I governi europei, come si evince dal rapporto del Consiglio Europeo 2006, molto probabilmente erano a conoscenza di questi voli clandestini o almeno lo erano i loro servizi segreti e verosimilmente almeno alcuni esponenti del governo: stando all’Washington Post (2/11/2005) solo il primo ministro e un ristrettissimo numero di alti ufficiali dei servizi segreti erano resi partecipi del progetto. Ciò non toglie che molti paesi sembrino prendere le distanze in misura proporzionale alla crescente disponibilità di prove e testimonianze che corroborerebbero l'operazione illegale dei servizi segreti americani. Tra i paesi in cui la linea negazionista è più intransigente (e non sono molti) sicuramente l’Italia e l’Inghilterra sembrano assumere il ruolo delle protagoniste. Anche se il ministro degli esteri Fini è sembrato in più di un’occasioni intenzionato a chiedere chiarimenti del “comportamento” americano (non ultimo il caso Calipari) questo non sembra modificare la linea “ufficiale” del governo nel suo complesso.
Il
caso Abu Omar, inserito in questo contesto internazionale, assume nuovi
contorni e la vera posta in gioco sembra prendere forma. Il progetto extraordinary
rendition continua a beneficiare del supporto di nuova evidenza di
giorno in giorno ma manca ancora la prova definitiva dell’operazione
internazionale (e illegale) condotta dalla CIA che permetta di passare
dal piano dell’evidenza e della plausibilità a quello della certezza.
Il candidato più promettente a ricoprire questo ruolo di “prova
finale” è proprio quello di Abu Omar e della relativa indagine
condotta dai magistrati milanesi essenzialmente per due ragioni:
- Non
in tutti i paesi europei è stata aperta un’inchiesta giudiziaria per
uno specifico caso di “extraordinary rendition”.
- Il
caso italiano appare (come ci ricorda il Consiglio Europeo nel rapporto
2006) il meglio documentato.

> **Dati registrati**
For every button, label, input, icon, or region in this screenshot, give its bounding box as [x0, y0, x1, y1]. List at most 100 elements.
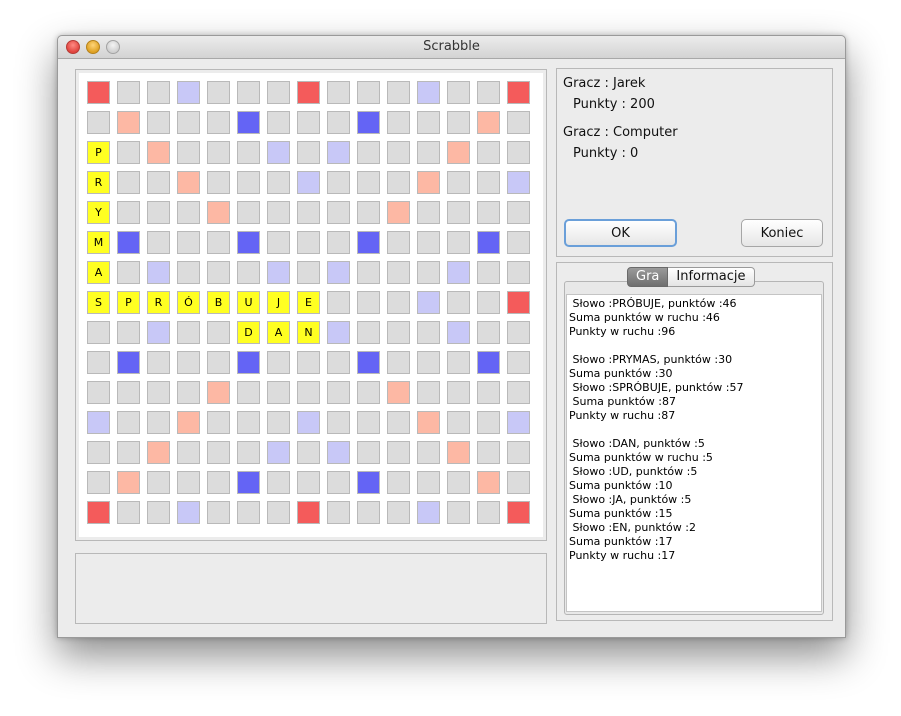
board-square[interactable]: [447, 381, 470, 404]
board-square[interactable]: [417, 201, 440, 224]
board-square[interactable]: [507, 141, 530, 164]
board-square[interactable]: [267, 111, 290, 134]
board-square[interactable]: [357, 261, 380, 284]
board-square[interactable]: [177, 261, 200, 284]
board-square[interactable]: [477, 441, 500, 464]
double-letter-square[interactable]: [267, 141, 290, 164]
board-square[interactable]: [147, 471, 170, 494]
board-square[interactable]: [417, 231, 440, 254]
board-square[interactable]: [387, 471, 410, 494]
double-letter-square[interactable]: [177, 81, 200, 104]
double-letter-square[interactable]: [147, 261, 170, 284]
triple-letter-square[interactable]: [117, 231, 140, 254]
board-square[interactable]: [477, 171, 500, 194]
triple-letter-square[interactable]: [357, 231, 380, 254]
board-square[interactable]: [387, 501, 410, 524]
board-square[interactable]: [357, 171, 380, 194]
tab-gra[interactable]: Gra: [627, 267, 669, 287]
board-square[interactable]: [327, 291, 350, 314]
board-square[interactable]: [507, 351, 530, 374]
triple-word-square[interactable]: [507, 291, 530, 314]
board-square[interactable]: [237, 141, 260, 164]
board-square[interactable]: [117, 261, 140, 284]
letter-tile[interactable]: U: [237, 291, 260, 314]
double-word-square[interactable]: [147, 441, 170, 464]
board-square[interactable]: [237, 201, 260, 224]
double-letter-square[interactable]: [507, 411, 530, 434]
letter-tile[interactable]: B: [207, 291, 230, 314]
board-square[interactable]: [207, 501, 230, 524]
letter-tile[interactable]: P: [87, 141, 110, 164]
triple-letter-square[interactable]: [237, 111, 260, 134]
letter-tile[interactable]: A: [267, 321, 290, 344]
board-square[interactable]: [117, 201, 140, 224]
board-square[interactable]: [147, 201, 170, 224]
double-word-square[interactable]: [447, 441, 470, 464]
board-square[interactable]: [237, 81, 260, 104]
letter-tile[interactable]: N: [297, 321, 320, 344]
board-square[interactable]: [147, 111, 170, 134]
board-square[interactable]: [447, 111, 470, 134]
triple-word-square[interactable]: [87, 81, 110, 104]
double-word-square[interactable]: [447, 141, 470, 164]
board-square[interactable]: [327, 351, 350, 374]
double-letter-square[interactable]: [327, 321, 350, 344]
board-square[interactable]: [327, 381, 350, 404]
board-square[interactable]: [387, 141, 410, 164]
triple-letter-square[interactable]: [237, 471, 260, 494]
double-word-square[interactable]: [117, 111, 140, 134]
board-square[interactable]: [297, 381, 320, 404]
board-square[interactable]: [117, 171, 140, 194]
board-square[interactable]: [117, 141, 140, 164]
board-square[interactable]: [507, 231, 530, 254]
board-square[interactable]: [387, 411, 410, 434]
double-letter-square[interactable]: [417, 81, 440, 104]
board-square[interactable]: [87, 111, 110, 134]
board-square[interactable]: [177, 111, 200, 134]
board-square[interactable]: [387, 111, 410, 134]
board-square[interactable]: [477, 381, 500, 404]
board-square[interactable]: [477, 81, 500, 104]
board-square[interactable]: [417, 261, 440, 284]
board-square[interactable]: [387, 81, 410, 104]
letter-tile[interactable]: P: [117, 291, 140, 314]
board-square[interactable]: [207, 321, 230, 344]
board-square[interactable]: [177, 201, 200, 224]
board-square[interactable]: [477, 291, 500, 314]
board-square[interactable]: [327, 171, 350, 194]
triple-word-square[interactable]: [297, 501, 320, 524]
board-square[interactable]: [87, 321, 110, 344]
board-square[interactable]: [87, 441, 110, 464]
board-square[interactable]: [327, 231, 350, 254]
board-square[interactable]: [147, 501, 170, 524]
board-square[interactable]: [357, 291, 380, 314]
letter-tile[interactable]: R: [147, 291, 170, 314]
board-square[interactable]: [177, 471, 200, 494]
board-square[interactable]: [207, 111, 230, 134]
board-square[interactable]: [147, 171, 170, 194]
board-square[interactable]: [387, 321, 410, 344]
board-square[interactable]: [357, 381, 380, 404]
double-letter-square[interactable]: [417, 501, 440, 524]
board-square[interactable]: [147, 81, 170, 104]
board-square[interactable]: [447, 411, 470, 434]
double-word-square[interactable]: [177, 411, 200, 434]
board-square[interactable]: [447, 81, 470, 104]
board-square[interactable]: [417, 111, 440, 134]
game-log[interactable]: Słowo :PRÓBUJE, punktów :46 Suma punktów …: [566, 294, 822, 612]
double-word-square[interactable]: [417, 171, 440, 194]
triple-word-square[interactable]: [297, 81, 320, 104]
board-square[interactable]: [237, 261, 260, 284]
board-square[interactable]: [147, 411, 170, 434]
board-square[interactable]: [177, 231, 200, 254]
board-square[interactable]: [507, 201, 530, 224]
letter-tile[interactable]: Y: [87, 201, 110, 224]
letter-tile[interactable]: M: [87, 231, 110, 254]
board-square[interactable]: [387, 351, 410, 374]
tab-informacje[interactable]: Informacje: [668, 267, 755, 287]
board-square[interactable]: [387, 441, 410, 464]
triple-word-square[interactable]: [507, 81, 530, 104]
double-word-square[interactable]: [117, 471, 140, 494]
board-square[interactable]: [177, 351, 200, 374]
board-square[interactable]: [417, 351, 440, 374]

> **Compito assegnato**
Ripeti parola per parola il tratto del brano sul caso Abu Omar che va da "Il candidato più" fino a "il meglio documentato.".

> **Compito svolto**
Il candidato più promettente a ricoprire questo ruolo di “prova
finale” è proprio quello di Abu Omar e della relativa indagine
condotta dai magistrati milanesi essenzialmente per due ragioni:
- Non
in tutti i paesi europei è stata aperta un’inchiesta giudiziaria per
uno specifico caso di “extraordinary rendition”.
- Il
caso italiano appare (come ci ricorda il Consiglio Europeo nel rapporto
2006) il meglio documentato.